Task description>
Gather up the lines that contain "abroad".

[Figure contents as structured data]
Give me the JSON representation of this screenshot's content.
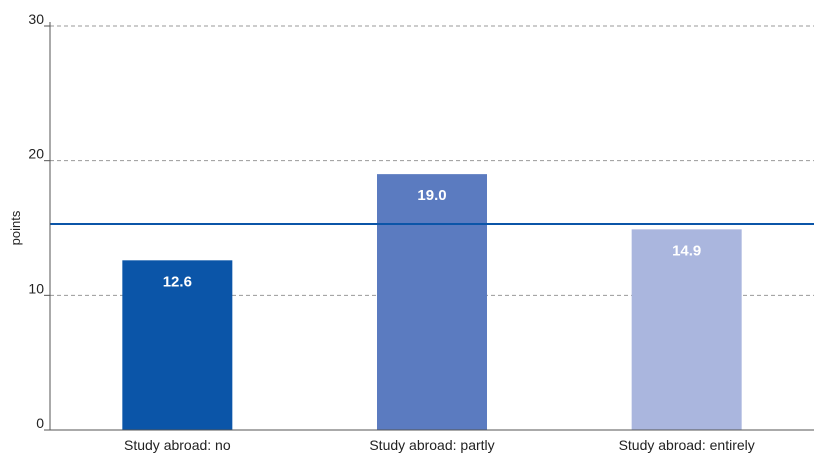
{
  "chart_data": {
    "type": "bar",
    "categories": [
      "Study abroad: no",
      "Study abroad: partly",
      "Study abroad: entirely"
    ],
    "values": [
      12.6,
      19.0,
      14.9
    ],
    "data_labels": [
      "12.6",
      "19.0",
      "14.9"
    ],
    "colors": [
      "#0b55a8",
      "#5b7bc0",
      "#aab6de"
    ],
    "xlabel": "",
    "ylabel": "points",
    "ylim": [
      0,
      30
    ],
    "yticks": [
      0,
      10,
      20,
      30
    ],
    "ytick_labels": [
      "0",
      "10",
      "20",
      "30"
    ],
    "reference_line": {
      "value": 15.3,
      "color": "#0b55a8"
    },
    "grid": "horizontal dashed",
    "legend": "none"
  }
}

Completed task>
      "Study abroad: no",
      "Study abroad: partly",
      "Study abroad: entirely"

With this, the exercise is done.